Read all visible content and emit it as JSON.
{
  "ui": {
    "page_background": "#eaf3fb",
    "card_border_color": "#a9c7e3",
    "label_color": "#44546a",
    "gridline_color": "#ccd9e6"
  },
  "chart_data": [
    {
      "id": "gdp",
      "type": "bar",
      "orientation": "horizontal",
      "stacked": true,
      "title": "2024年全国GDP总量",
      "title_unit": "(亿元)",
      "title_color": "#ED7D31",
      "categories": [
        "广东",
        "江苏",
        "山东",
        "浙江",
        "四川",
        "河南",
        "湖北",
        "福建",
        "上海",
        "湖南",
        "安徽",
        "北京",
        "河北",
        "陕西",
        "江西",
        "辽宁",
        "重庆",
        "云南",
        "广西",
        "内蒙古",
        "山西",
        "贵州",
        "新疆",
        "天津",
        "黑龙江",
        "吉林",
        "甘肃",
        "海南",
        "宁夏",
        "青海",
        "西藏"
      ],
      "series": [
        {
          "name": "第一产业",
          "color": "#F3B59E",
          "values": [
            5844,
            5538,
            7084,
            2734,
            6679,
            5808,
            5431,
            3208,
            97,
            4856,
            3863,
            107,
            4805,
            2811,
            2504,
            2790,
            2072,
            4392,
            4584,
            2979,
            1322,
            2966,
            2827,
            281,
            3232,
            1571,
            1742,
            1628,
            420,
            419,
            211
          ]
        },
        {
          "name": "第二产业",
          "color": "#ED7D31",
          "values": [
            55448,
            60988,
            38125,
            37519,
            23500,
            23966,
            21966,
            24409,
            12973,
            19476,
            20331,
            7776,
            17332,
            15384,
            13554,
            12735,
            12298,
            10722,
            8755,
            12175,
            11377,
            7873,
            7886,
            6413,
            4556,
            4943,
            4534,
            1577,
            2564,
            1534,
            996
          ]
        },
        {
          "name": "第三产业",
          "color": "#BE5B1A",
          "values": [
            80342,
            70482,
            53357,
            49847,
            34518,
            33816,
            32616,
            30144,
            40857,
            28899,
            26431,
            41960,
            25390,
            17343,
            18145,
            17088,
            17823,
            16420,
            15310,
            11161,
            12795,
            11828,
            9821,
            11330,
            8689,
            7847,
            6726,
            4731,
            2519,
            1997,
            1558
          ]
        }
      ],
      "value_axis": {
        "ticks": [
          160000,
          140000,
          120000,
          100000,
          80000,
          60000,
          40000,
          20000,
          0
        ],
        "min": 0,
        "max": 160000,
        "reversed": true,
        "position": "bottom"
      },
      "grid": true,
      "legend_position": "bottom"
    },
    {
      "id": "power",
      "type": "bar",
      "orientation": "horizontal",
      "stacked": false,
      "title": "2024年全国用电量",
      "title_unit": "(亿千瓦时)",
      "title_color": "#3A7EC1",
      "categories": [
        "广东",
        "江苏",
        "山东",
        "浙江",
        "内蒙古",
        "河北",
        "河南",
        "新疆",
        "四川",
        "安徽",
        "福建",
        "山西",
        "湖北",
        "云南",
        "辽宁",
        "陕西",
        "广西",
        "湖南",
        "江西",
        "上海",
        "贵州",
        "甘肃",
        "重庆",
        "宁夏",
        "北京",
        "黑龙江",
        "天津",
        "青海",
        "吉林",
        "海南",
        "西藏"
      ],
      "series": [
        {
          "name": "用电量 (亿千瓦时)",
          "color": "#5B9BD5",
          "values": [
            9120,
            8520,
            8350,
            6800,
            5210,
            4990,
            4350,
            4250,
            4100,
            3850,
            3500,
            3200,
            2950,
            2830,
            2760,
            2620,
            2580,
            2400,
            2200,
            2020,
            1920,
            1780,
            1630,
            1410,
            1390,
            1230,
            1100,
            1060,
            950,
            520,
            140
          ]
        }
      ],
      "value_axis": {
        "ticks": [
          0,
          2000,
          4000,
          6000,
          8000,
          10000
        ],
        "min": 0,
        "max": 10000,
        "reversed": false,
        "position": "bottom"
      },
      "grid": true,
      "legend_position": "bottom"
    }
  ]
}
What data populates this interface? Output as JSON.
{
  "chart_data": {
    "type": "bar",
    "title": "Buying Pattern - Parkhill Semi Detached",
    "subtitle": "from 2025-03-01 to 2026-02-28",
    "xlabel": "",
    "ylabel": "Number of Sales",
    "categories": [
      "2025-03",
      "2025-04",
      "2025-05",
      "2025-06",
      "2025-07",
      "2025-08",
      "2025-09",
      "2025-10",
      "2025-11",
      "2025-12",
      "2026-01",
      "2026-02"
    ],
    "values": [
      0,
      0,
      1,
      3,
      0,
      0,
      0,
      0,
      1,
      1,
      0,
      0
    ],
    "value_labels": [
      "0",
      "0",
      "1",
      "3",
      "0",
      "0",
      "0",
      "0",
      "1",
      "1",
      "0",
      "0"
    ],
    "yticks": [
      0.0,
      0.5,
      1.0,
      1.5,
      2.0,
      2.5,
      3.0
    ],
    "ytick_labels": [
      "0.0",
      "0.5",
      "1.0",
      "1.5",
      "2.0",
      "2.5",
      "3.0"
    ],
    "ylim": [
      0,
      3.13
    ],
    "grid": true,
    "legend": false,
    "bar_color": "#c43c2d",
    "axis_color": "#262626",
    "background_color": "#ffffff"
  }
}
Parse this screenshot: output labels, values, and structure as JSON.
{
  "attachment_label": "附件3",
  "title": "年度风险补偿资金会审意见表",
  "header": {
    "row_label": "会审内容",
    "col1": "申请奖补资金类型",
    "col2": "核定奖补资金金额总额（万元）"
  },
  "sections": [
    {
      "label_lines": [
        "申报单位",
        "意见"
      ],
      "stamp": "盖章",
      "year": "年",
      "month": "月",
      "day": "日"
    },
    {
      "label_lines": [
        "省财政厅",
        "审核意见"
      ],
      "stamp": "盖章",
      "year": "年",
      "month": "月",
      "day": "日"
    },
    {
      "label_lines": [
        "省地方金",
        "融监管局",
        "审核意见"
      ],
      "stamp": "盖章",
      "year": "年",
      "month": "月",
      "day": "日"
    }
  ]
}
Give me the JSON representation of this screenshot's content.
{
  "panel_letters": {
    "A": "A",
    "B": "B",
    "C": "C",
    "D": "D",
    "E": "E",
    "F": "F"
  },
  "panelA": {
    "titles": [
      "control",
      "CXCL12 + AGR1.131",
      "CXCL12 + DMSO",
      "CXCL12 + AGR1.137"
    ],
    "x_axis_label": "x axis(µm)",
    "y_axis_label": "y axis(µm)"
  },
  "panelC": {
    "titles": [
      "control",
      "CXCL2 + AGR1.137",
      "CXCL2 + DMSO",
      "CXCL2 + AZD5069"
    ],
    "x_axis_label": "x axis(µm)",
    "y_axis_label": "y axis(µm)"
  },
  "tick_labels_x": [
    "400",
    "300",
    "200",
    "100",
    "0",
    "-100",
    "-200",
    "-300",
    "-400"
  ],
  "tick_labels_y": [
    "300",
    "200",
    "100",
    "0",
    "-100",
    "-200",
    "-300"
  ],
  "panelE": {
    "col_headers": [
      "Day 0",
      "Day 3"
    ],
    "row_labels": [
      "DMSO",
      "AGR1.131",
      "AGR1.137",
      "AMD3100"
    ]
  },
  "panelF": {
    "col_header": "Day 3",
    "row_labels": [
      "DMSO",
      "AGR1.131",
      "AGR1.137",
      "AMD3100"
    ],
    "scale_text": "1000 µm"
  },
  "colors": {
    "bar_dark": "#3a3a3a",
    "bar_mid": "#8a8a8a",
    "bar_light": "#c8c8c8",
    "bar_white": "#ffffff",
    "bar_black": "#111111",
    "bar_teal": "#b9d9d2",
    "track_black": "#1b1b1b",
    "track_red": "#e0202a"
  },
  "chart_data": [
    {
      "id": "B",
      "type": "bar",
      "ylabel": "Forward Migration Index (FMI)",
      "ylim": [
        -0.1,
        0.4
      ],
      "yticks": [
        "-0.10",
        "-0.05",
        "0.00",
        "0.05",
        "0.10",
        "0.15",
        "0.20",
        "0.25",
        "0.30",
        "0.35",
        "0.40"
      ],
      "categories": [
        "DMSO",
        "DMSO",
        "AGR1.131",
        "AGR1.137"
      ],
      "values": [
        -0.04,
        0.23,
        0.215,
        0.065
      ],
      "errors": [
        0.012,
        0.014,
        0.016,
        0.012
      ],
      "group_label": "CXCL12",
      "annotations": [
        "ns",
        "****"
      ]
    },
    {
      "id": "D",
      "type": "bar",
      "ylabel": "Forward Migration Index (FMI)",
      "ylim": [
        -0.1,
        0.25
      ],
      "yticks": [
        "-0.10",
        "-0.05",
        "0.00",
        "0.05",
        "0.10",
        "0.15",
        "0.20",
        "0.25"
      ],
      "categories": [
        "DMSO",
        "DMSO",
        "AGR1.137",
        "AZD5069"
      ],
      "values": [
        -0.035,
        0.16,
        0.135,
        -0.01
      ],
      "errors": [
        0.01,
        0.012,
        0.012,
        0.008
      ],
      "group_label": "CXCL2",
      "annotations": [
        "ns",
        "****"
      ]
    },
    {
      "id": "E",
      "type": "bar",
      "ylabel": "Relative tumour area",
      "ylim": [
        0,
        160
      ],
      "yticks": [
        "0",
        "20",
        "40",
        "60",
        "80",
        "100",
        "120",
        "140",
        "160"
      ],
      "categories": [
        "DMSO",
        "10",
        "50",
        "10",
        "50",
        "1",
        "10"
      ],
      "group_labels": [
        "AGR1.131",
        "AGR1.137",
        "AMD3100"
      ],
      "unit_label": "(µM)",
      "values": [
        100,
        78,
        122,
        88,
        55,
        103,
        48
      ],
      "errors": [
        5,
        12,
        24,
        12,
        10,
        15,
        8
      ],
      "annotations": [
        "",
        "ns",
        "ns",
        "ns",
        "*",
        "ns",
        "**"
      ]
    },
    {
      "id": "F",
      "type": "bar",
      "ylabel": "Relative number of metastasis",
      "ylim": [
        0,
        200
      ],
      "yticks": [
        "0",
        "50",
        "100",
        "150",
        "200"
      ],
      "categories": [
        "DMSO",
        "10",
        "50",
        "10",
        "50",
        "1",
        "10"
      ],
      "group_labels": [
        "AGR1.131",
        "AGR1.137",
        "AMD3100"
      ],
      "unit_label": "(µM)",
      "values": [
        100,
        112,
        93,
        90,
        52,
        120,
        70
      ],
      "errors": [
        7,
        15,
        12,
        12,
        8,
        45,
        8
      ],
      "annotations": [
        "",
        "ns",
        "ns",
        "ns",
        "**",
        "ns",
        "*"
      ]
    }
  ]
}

________________________________________

> **Problem details**: Provide the number of lines in these entries that hold the word "content", without any accompanying text.

> **Response to this exercise**: 2